WRITTEN REQUEST: Your task is to transcribe all of the data below exactly, omitting the images.

SUPPLIED RECORDS:
┌──
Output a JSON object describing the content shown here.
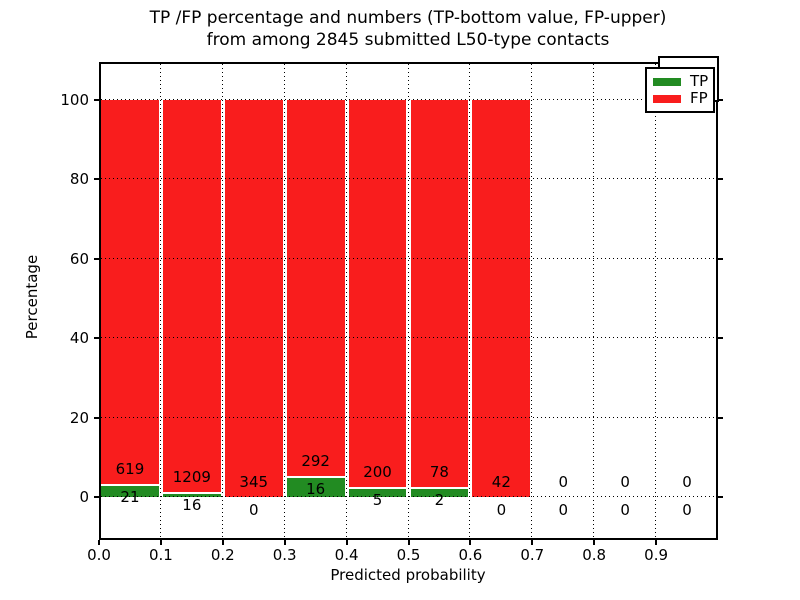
{
  "figure": {
    "title_line1": "TP /FP percentage and numbers (TP-bottom value, FP-upper)",
    "title_line2": "from among 2845 submitted L50-type contacts",
    "xlabel": "Predicted probability",
    "ylabel": "Percentage"
  },
  "legend": {
    "items": [
      {
        "label": "TP",
        "color": "#228B22"
      },
      {
        "label": "FP",
        "color": "#f91d1d"
      }
    ]
  },
  "chart_data": {
    "type": "bar",
    "stacked": true,
    "normalized_to_percent": true,
    "title": "TP /FP percentage and numbers (TP-bottom value, FP-upper) from among 2845 submitted L50-type contacts",
    "xlabel": "Predicted probability",
    "ylabel": "Percentage",
    "xlim": [
      0.0,
      1.0
    ],
    "ylim": [
      -11,
      109
    ],
    "bin_width": 0.1,
    "xticks": [
      "0.0",
      "0.1",
      "0.2",
      "0.3",
      "0.4",
      "0.5",
      "0.6",
      "0.7",
      "0.8",
      "0.9"
    ],
    "yticks": [
      "0",
      "20",
      "40",
      "60",
      "80",
      "100"
    ],
    "grid": "dotted",
    "legend_position": "upper right",
    "bar_edge_color": "#ffffff",
    "colors": {
      "TP": "#228B22",
      "FP": "#f91d1d"
    },
    "categories": [
      0.0,
      0.1,
      0.2,
      0.3,
      0.4,
      0.5,
      0.6,
      0.7,
      0.8,
      0.9
    ],
    "series": [
      {
        "name": "TP",
        "values": [
          21,
          16,
          0,
          16,
          5,
          2,
          0,
          0,
          0,
          0
        ]
      },
      {
        "name": "FP",
        "values": [
          619,
          1209,
          345,
          292,
          200,
          78,
          42,
          0,
          0,
          0
        ]
      }
    ],
    "bar_total_percent_when_nonempty": 100
  }
}
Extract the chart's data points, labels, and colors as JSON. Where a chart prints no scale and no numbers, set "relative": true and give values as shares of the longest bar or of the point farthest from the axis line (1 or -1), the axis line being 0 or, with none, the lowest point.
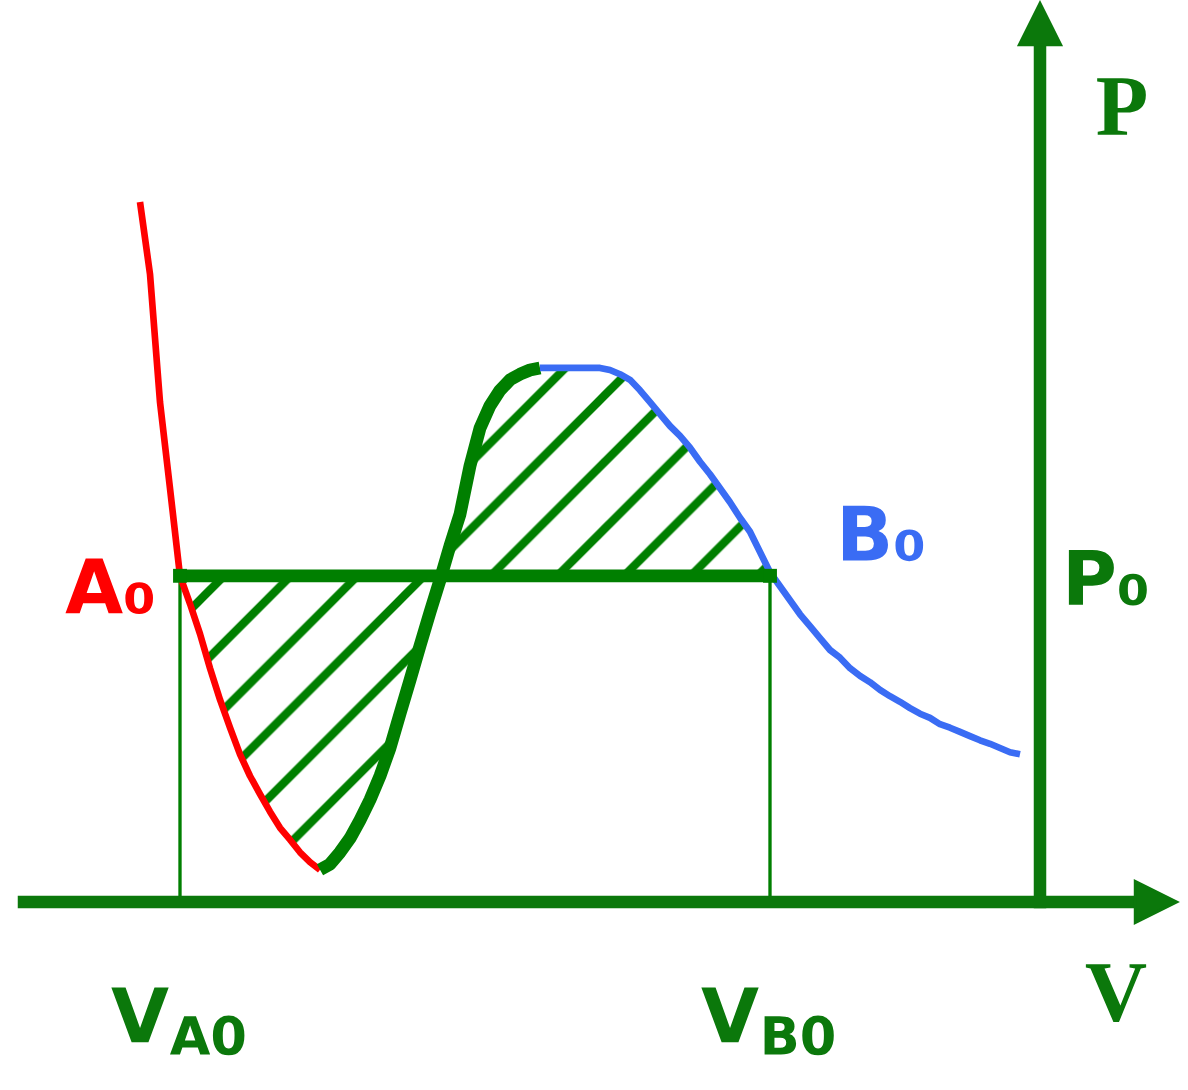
└──
RESULT:
Output a JSON object describing the content shown here.
{
  "figure": {
    "title_line1": "TP /FP percentage and numbers (TP-bottom value, FP-upper)",
    "title_line2": "from among 2845 submitted L50-type contacts",
    "xlabel": "Predicted probability",
    "ylabel": "Percentage"
  },
  "legend": {
    "items": [
      {
        "label": "TP",
        "color": "#228B22"
      },
      {
        "label": "FP",
        "color": "#f91d1d"
      }
    ]
  },
  "chart_data": {
    "type": "bar",
    "stacked": true,
    "normalized_to_percent": true,
    "title": "TP /FP percentage and numbers (TP-bottom value, FP-upper) from among 2845 submitted L50-type contacts",
    "xlabel": "Predicted probability",
    "ylabel": "Percentage",
    "xlim": [
      0.0,
      1.0
    ],
    "ylim": [
      -11,
      109
    ],
    "bin_width": 0.1,
    "xticks": [
      "0.0",
      "0.1",
      "0.2",
      "0.3",
      "0.4",
      "0.5",
      "0.6",
      "0.7",
      "0.8",
      "0.9"
    ],
    "yticks": [
      "0",
      "20",
      "40",
      "60",
      "80",
      "100"
    ],
    "grid": "dotted",
    "legend_position": "upper right",
    "bar_edge_color": "#ffffff",
    "colors": {
      "TP": "#228B22",
      "FP": "#f91d1d"
    },
    "categories": [
      0.0,
      0.1,
      0.2,
      0.3,
      0.4,
      0.5,
      0.6,
      0.7,
      0.8,
      0.9
    ],
    "series": [
      {
        "name": "TP",
        "values": [
          21,
          16,
          0,
          16,
          5,
          2,
          0,
          0,
          0,
          0
        ]
      },
      {
        "name": "FP",
        "values": [
          619,
          1209,
          345,
          292,
          200,
          78,
          42,
          0,
          0,
          0
        ]
      }
    ],
    "bar_total_percent_when_nonempty": 100
  }
}
Extract the chart's data points, labels, and colors as JSON. Where a chart prints no scale and no numbers, set "relative": true and give values as shares of the longest bar or of the point farthest from the axis line (1 or -1), the axis line being 0 or, with none, the lowest point.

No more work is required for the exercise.